### WORK TO DO
Filter this data down to the lines that hold "text", and copy them.

....

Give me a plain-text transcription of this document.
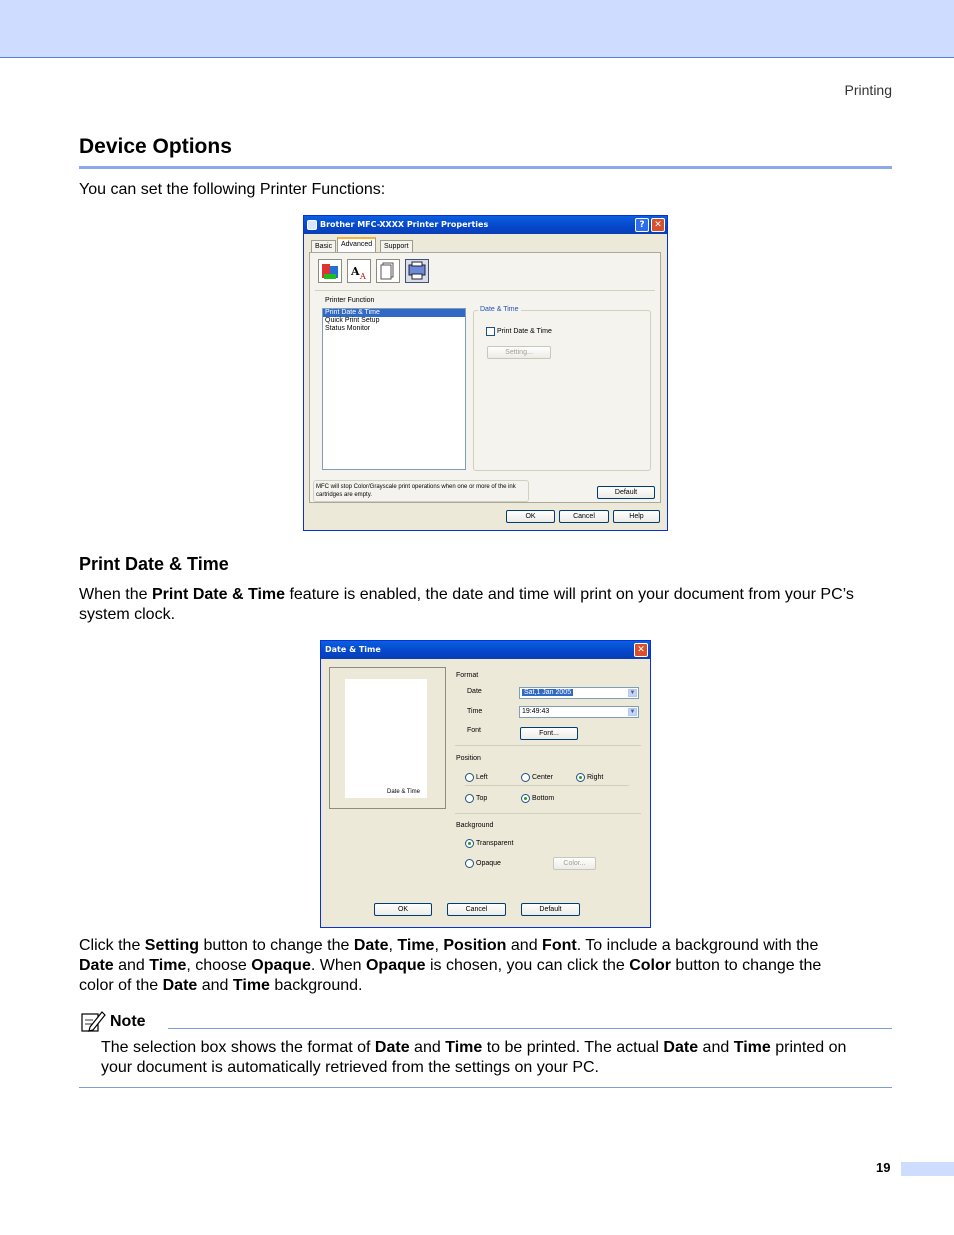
Printing
Device Options
You can set the following Printer Functions:
Brother MFC-XXXX Printer Properties	?	✕
Basic	Advanced	Support
A A
Printer Function
Print Date & Time
Quick Print Setup
Status Monitor
Date & Time
Print Date & Time
Setting...
MFC will stop Color/Grayscale print operations when one or more of the ink cartridges are empty.	Default
OK	Cancel	Help
Print Date & Time
When the Print Date & Time feature is enabled, the date and time will print on your document from your PC’s
system clock.
Date & Time	✕
Date & Time
Format
Date	Sat,1 Jan 2005	▼
Time	19:49:43	▼
Font	Font...
Position
Left	Center	Right
Top	Bottom
Background
Transparent
Opaque	Color...
OK	Cancel	Default
Click the Setting button to change the Date, Time, Position and Font. To include a background with the
Date and Time, choose Opaque. When Opaque is chosen, you can click the Color button to change the
color of the Date and Time background.
Note
The selection box shows the format of Date and Time to be printed. The actual Date and Time printed on
your document is automatically retrieved from the settings on your PC.
19
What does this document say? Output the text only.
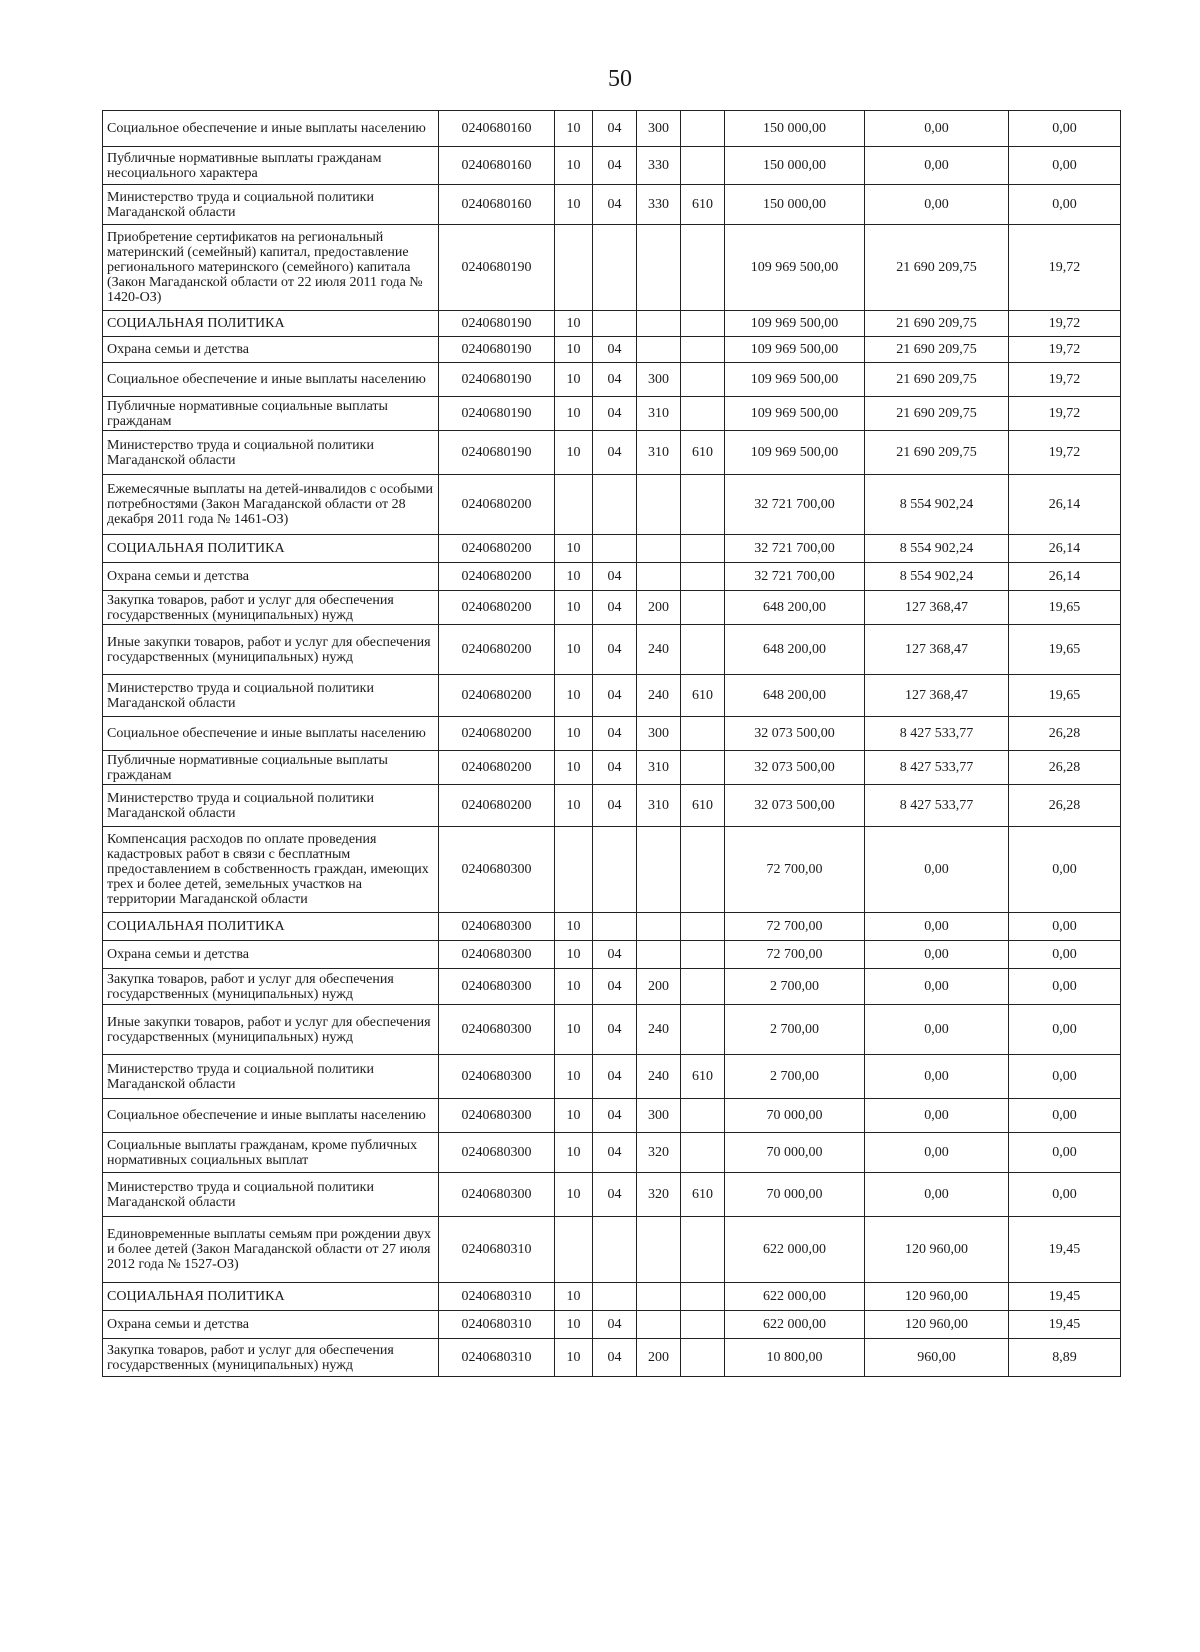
50
Социальное обеспечение и иные выплаты населению	0240680160	10	04	300		150 000,00	0,00	0,00
Публичные нормативные выплаты гражданам несоциального характера	0240680160	10	04	330		150 000,00	0,00	0,00
Министерство труда и социальной политики Магаданской области	0240680160	10	04	330	610	150 000,00	0,00	0,00
Приобретение сертификатов на региональный материнский (семейный) капитал, предоставление регионального материнского (семейного) капитала (Закон Магаданской области от 22 июля 2011 года № 1420-ОЗ)	0240680190					109 969 500,00	21 690 209,75	19,72
СОЦИАЛЬНАЯ ПОЛИТИКА	0240680190	10				109 969 500,00	21 690 209,75	19,72
Охрана семьи и детства	0240680190	10	04			109 969 500,00	21 690 209,75	19,72
Социальное обеспечение и иные выплаты населению	0240680190	10	04	300		109 969 500,00	21 690 209,75	19,72
Публичные нормативные социальные выплаты гражданам	0240680190	10	04	310		109 969 500,00	21 690 209,75	19,72
Министерство труда и социальной политики Магаданской области	0240680190	10	04	310	610	109 969 500,00	21 690 209,75	19,72
Ежемесячные выплаты на детей-инвалидов с особыми потребностями (Закон Магаданской области от 28 декабря 2011 года № 1461-ОЗ)	0240680200					32 721 700,00	8 554 902,24	26,14
СОЦИАЛЬНАЯ ПОЛИТИКА	0240680200	10				32 721 700,00	8 554 902,24	26,14
Охрана семьи и детства	0240680200	10	04			32 721 700,00	8 554 902,24	26,14
Закупка товаров, работ и услуг для обеспечения государственных (муниципальных) нужд	0240680200	10	04	200		648 200,00	127 368,47	19,65
Иные закупки товаров, работ и услуг для обеспечения государственных (муниципальных) нужд	0240680200	10	04	240		648 200,00	127 368,47	19,65
Министерство труда и социальной политики Магаданской области	0240680200	10	04	240	610	648 200,00	127 368,47	19,65
Социальное обеспечение и иные выплаты населению	0240680200	10	04	300		32 073 500,00	8 427 533,77	26,28
Публичные нормативные социальные выплаты гражданам	0240680200	10	04	310		32 073 500,00	8 427 533,77	26,28
Министерство труда и социальной политики Магаданской области	0240680200	10	04	310	610	32 073 500,00	8 427 533,77	26,28
Компенсация расходов по оплате проведения кадастровых работ в связи с бесплатным предоставлением в собственность граждан, имеющих трех и более детей, земельных участков на территории Магаданской области	0240680300					72 700,00	0,00	0,00
СОЦИАЛЬНАЯ ПОЛИТИКА	0240680300	10				72 700,00	0,00	0,00
Охрана семьи и детства	0240680300	10	04			72 700,00	0,00	0,00
Закупка товаров, работ и услуг для обеспечения государственных (муниципальных) нужд	0240680300	10	04	200		2 700,00	0,00	0,00
Иные закупки товаров, работ и услуг для обеспечения государственных (муниципальных) нужд	0240680300	10	04	240		2 700,00	0,00	0,00
Министерство труда и социальной политики Магаданской области	0240680300	10	04	240	610	2 700,00	0,00	0,00
Социальное обеспечение и иные выплаты населению	0240680300	10	04	300		70 000,00	0,00	0,00
Социальные выплаты гражданам, кроме публичных нормативных социальных выплат	0240680300	10	04	320		70 000,00	0,00	0,00
Министерство труда и социальной политики Магаданской области	0240680300	10	04	320	610	70 000,00	0,00	0,00
Единовременные выплаты семьям при рождении двух и более детей (Закон Магаданской области от 27 июля 2012 года № 1527-ОЗ)	0240680310					622 000,00	120 960,00	19,45
СОЦИАЛЬНАЯ ПОЛИТИКА	0240680310	10				622 000,00	120 960,00	19,45
Охрана семьи и детства	0240680310	10	04			622 000,00	120 960,00	19,45
Закупка товаров, работ и услуг для обеспечения государственных (муниципальных) нужд	0240680310	10	04	200		10 800,00	960,00	8,89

....

### RESULT OF THIS EXERCISE
Give me a plain-text transcription of this document.
What does this document say? Output the text only.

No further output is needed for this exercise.